__AIM__
Print all entries precisely as they are written.

__DATA SHOWN__
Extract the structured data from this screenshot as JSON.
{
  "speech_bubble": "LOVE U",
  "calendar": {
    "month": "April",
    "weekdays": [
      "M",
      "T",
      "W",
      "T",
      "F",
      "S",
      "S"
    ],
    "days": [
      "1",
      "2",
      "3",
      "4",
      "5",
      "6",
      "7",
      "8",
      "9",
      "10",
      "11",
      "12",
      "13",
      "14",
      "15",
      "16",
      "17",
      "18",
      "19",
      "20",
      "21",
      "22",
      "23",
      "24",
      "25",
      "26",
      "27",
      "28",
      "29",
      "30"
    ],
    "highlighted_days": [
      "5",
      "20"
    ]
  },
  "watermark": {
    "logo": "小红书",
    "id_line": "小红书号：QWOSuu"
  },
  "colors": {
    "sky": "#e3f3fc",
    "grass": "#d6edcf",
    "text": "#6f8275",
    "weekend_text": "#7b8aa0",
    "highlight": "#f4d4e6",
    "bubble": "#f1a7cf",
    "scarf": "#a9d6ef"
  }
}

__EXERCISE RESPONSE__
Extract the structured data from this screenshot as JSON.
{
  "speech_bubble": "LOVE U",
  "calendar": {
    "month": "April",
    "weekdays": [
      "M",
      "T",
      "W",
      "T",
      "F",
      "S",
      "S"
    ],
    "days": [
      "1",
      "2",
      "3",
      "4",
      "5",
      "6",
      "7",
      "8",
      "9",
      "10",
      "11",
      "12",
      "13",
      "14",
      "15",
      "16",
      "17",
      "18",
      "19",
      "20",
      "21",
      "22",
      "23",
      "24",
      "25",
      "26",
      "27",
      "28",
      "29",
      "30"
    ],
    "highlighted_days": [
      "5",
      "20"
    ]
  },
  "watermark": {
    "logo": "小红书",
    "id_line": "小红书号：QWOSuu"
  },
  "colors": {
    "sky": "#e3f3fc",
    "grass": "#d6edcf",
    "text": "#6f8275",
    "weekend_text": "#7b8aa0",
    "highlight": "#f4d4e6",
    "bubble": "#f1a7cf",
    "scarf": "#a9d6ef"
  }
}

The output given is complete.